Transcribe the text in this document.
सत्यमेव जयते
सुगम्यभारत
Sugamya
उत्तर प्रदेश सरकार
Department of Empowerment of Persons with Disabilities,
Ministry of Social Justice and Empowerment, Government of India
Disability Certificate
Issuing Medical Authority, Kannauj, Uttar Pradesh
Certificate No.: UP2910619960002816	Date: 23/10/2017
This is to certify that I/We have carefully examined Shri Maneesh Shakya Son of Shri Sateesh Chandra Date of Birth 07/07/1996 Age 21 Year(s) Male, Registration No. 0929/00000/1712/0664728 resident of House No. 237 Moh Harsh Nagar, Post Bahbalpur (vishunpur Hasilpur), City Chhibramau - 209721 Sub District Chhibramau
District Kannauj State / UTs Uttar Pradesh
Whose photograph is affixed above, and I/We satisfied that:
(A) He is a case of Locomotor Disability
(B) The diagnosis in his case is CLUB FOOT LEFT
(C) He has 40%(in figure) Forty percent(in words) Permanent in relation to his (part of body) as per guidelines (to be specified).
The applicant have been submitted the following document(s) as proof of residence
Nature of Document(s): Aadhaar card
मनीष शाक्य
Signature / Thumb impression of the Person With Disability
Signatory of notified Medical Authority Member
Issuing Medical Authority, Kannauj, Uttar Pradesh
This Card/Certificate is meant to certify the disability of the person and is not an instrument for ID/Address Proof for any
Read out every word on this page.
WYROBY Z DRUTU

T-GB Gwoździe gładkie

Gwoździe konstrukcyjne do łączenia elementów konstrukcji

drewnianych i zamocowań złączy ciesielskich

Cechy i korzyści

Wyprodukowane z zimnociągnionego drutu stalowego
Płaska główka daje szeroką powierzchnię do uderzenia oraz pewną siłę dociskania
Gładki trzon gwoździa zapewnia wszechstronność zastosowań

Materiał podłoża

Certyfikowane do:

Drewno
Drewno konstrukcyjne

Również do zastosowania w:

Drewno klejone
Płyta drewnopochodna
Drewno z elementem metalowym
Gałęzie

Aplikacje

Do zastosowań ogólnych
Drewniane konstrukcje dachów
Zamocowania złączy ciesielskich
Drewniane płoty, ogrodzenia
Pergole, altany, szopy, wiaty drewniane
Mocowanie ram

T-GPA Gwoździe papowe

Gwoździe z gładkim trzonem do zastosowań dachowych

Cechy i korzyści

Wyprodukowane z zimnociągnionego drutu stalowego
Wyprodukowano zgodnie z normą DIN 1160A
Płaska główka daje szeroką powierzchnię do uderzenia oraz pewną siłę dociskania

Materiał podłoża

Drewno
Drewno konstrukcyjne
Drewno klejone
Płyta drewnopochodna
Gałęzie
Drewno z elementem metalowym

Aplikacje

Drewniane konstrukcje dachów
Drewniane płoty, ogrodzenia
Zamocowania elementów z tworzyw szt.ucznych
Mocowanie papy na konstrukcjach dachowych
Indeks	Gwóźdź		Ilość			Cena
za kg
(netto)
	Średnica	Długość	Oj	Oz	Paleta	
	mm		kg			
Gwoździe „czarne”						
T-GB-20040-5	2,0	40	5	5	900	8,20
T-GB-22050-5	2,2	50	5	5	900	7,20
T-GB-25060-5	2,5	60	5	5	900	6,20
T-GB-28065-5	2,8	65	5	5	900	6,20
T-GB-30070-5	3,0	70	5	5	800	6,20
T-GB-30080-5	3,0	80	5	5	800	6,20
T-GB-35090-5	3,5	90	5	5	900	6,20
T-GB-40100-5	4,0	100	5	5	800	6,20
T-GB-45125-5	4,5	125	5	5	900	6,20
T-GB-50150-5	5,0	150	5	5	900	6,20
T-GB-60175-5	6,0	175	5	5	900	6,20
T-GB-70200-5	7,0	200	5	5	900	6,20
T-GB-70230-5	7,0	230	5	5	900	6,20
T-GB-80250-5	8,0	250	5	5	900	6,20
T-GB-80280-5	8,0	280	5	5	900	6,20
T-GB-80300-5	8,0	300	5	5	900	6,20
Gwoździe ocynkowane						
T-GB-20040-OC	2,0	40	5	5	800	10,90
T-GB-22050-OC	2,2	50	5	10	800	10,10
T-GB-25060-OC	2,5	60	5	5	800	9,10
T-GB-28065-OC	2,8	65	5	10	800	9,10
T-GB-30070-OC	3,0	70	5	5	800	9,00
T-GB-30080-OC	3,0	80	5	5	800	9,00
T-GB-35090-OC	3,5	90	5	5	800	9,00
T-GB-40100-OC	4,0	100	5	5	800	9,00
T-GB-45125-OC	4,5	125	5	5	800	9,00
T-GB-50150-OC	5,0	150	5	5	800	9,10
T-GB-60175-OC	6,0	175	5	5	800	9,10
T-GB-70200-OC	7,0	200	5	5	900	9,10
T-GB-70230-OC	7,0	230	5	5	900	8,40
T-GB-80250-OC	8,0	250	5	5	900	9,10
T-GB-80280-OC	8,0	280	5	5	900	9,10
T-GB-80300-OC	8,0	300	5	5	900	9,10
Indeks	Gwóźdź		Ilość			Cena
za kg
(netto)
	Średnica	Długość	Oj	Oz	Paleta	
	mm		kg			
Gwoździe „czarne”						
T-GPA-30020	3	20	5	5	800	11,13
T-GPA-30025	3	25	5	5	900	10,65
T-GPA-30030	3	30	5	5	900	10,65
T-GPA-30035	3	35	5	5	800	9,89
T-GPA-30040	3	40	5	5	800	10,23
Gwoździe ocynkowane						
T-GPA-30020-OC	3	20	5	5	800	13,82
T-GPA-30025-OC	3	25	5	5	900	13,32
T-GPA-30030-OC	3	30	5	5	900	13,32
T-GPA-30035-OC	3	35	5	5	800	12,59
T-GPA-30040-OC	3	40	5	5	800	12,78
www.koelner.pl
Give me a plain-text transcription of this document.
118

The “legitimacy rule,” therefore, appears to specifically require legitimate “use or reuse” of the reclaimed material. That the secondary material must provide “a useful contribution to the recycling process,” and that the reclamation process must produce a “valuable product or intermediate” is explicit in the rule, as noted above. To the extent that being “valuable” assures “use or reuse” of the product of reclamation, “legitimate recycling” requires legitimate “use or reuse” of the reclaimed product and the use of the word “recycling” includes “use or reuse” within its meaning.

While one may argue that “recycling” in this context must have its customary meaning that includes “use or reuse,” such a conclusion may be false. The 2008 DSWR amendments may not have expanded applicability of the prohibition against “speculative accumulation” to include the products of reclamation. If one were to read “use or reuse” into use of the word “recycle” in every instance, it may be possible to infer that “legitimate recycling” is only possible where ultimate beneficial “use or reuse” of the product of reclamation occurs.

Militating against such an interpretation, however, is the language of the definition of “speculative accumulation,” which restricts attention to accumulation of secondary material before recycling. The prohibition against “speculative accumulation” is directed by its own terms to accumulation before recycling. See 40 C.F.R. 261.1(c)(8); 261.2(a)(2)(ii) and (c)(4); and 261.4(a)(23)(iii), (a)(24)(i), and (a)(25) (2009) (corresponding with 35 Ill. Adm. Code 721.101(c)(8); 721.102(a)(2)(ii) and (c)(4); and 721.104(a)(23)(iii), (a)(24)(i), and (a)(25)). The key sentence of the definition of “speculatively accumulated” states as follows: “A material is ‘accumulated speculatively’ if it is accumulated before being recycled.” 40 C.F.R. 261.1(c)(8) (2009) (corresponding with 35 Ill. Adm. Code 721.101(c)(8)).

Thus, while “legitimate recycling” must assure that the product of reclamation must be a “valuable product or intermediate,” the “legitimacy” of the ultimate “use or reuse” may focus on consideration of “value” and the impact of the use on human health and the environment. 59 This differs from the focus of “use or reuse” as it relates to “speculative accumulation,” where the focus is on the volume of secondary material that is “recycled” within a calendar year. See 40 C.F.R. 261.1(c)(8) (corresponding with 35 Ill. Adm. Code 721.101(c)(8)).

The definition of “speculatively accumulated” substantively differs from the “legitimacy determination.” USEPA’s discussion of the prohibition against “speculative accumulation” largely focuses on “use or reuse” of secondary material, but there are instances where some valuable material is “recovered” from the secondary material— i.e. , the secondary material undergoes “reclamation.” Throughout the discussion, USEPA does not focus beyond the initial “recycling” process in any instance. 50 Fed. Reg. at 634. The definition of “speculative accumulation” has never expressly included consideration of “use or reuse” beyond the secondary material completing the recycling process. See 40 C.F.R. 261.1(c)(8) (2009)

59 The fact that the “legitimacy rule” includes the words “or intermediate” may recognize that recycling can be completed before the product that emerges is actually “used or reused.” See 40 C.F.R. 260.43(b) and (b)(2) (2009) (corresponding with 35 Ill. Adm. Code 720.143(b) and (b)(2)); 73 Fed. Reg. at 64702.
──────────────────────────────
■ **Prompt**
Copy every line that contains the string "case".

■ **Finished task**
(A) He is a case of Locomotor Disability
(B) The diagnosis in his case is CLUB FOOT LEFT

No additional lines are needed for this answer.